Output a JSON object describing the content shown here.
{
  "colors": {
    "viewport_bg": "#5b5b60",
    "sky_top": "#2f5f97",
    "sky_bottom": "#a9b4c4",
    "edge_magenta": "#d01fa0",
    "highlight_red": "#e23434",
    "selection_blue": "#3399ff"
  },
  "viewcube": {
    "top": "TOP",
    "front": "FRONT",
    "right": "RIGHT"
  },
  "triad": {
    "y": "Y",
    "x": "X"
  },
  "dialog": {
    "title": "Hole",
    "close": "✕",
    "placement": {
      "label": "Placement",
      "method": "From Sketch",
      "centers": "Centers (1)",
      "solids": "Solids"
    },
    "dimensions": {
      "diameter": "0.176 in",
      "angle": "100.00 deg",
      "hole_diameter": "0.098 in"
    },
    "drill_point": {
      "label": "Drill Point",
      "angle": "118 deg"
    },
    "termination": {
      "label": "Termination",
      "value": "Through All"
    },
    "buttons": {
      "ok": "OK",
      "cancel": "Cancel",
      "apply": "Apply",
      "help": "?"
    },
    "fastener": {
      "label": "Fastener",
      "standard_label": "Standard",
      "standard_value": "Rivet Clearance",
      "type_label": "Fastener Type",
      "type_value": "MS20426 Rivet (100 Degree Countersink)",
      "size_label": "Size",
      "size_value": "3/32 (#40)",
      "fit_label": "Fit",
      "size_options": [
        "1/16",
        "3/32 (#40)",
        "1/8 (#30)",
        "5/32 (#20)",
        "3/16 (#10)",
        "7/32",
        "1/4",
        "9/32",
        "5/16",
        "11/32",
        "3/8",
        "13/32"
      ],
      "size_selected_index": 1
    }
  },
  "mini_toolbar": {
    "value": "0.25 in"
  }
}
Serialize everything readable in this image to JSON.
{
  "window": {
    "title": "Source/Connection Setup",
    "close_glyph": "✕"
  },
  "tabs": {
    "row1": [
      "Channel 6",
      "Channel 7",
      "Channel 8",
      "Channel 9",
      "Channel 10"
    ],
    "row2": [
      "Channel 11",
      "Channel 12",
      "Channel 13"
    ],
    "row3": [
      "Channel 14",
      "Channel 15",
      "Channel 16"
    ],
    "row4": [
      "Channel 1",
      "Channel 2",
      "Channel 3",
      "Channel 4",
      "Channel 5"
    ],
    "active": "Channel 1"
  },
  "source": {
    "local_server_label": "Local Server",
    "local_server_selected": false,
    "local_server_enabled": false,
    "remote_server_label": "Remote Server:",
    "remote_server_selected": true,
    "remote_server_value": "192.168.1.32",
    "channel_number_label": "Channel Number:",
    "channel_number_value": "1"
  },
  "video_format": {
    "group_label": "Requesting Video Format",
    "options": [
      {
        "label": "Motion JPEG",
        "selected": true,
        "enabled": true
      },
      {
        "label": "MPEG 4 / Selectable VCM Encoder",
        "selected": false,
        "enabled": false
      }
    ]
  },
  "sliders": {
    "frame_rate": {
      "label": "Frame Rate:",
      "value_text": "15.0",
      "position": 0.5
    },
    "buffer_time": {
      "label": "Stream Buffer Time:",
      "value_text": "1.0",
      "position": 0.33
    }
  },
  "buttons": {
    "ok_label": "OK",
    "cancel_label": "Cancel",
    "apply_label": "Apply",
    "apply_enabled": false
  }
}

▸ SET EXERCISE
Copy out the material above in its entirety. Every detail must match.

▸ FINAL RESULT
Output a JSON object describing the content shown here.
{
  "colors": {
    "viewport_bg": "#5b5b60",
    "sky_top": "#2f5f97",
    "sky_bottom": "#a9b4c4",
    "edge_magenta": "#d01fa0",
    "highlight_red": "#e23434",
    "selection_blue": "#3399ff"
  },
  "viewcube": {
    "top": "TOP",
    "front": "FRONT",
    "right": "RIGHT"
  },
  "triad": {
    "y": "Y",
    "x": "X"
  },
  "dialog": {
    "title": "Hole",
    "close": "✕",
    "placement": {
      "label": "Placement",
      "method": "From Sketch",
      "centers": "Centers (1)",
      "solids": "Solids"
    },
    "dimensions": {
      "diameter": "0.176 in",
      "angle": "100.00 deg",
      "hole_diameter": "0.098 in"
    },
    "drill_point": {
      "label": "Drill Point",
      "angle": "118 deg"
    },
    "termination": {
      "label": "Termination",
      "value": "Through All"
    },
    "buttons": {
      "ok": "OK",
      "cancel": "Cancel",
      "apply": "Apply",
      "help": "?"
    },
    "fastener": {
      "label": "Fastener",
      "standard_label": "Standard",
      "standard_value": "Rivet Clearance",
      "type_label": "Fastener Type",
      "type_value": "MS20426 Rivet (100 Degree Countersink)",
      "size_label": "Size",
      "size_value": "3/32 (#40)",
      "fit_label": "Fit",
      "size_options": [
        "1/16",
        "3/32 (#40)",
        "1/8 (#30)",
        "5/32 (#20)",
        "3/16 (#10)",
        "7/32",
        "1/4",
        "9/32",
        "5/16",
        "11/32",
        "3/8",
        "13/32"
      ],
      "size_selected_index": 1
    }
  },
  "mini_toolbar": {
    "value": "0.25 in"
  }
}
Serialize everything readable in this image to JSON.
{
  "window": {
    "title": "Source/Connection Setup",
    "close_glyph": "✕"
  },
  "tabs": {
    "row1": [
      "Channel 6",
      "Channel 7",
      "Channel 8",
      "Channel 9",
      "Channel 10"
    ],
    "row2": [
      "Channel 11",
      "Channel 12",
      "Channel 13"
    ],
    "row3": [
      "Channel 14",
      "Channel 15",
      "Channel 16"
    ],
    "row4": [
      "Channel 1",
      "Channel 2",
      "Channel 3",
      "Channel 4",
      "Channel 5"
    ],
    "active": "Channel 1"
  },
  "source": {
    "local_server_label": "Local Server",
    "local_server_selected": false,
    "local_server_enabled": false,
    "remote_server_label": "Remote Server:",
    "remote_server_selected": true,
    "remote_server_value": "192.168.1.32",
    "channel_number_label": "Channel Number:",
    "channel_number_value": "1"
  },
  "video_format": {
    "group_label": "Requesting Video Format",
    "options": [
      {
        "label": "Motion JPEG",
        "selected": true,
        "enabled": true
      },
      {
        "label": "MPEG 4 / Selectable VCM Encoder",
        "selected": false,
        "enabled": false
      }
    ]
  },
  "sliders": {
    "frame_rate": {
      "label": "Frame Rate:",
      "value_text": "15.0",
      "position": 0.5
    },
    "buffer_time": {
      "label": "Stream Buffer Time:",
      "value_text": "1.0",
      "position": 0.33
    }
  },
  "buttons": {
    "ok_label": "OK",
    "cancel_label": "Cancel",
    "apply_label": "Apply",
    "apply_enabled": false
  }
}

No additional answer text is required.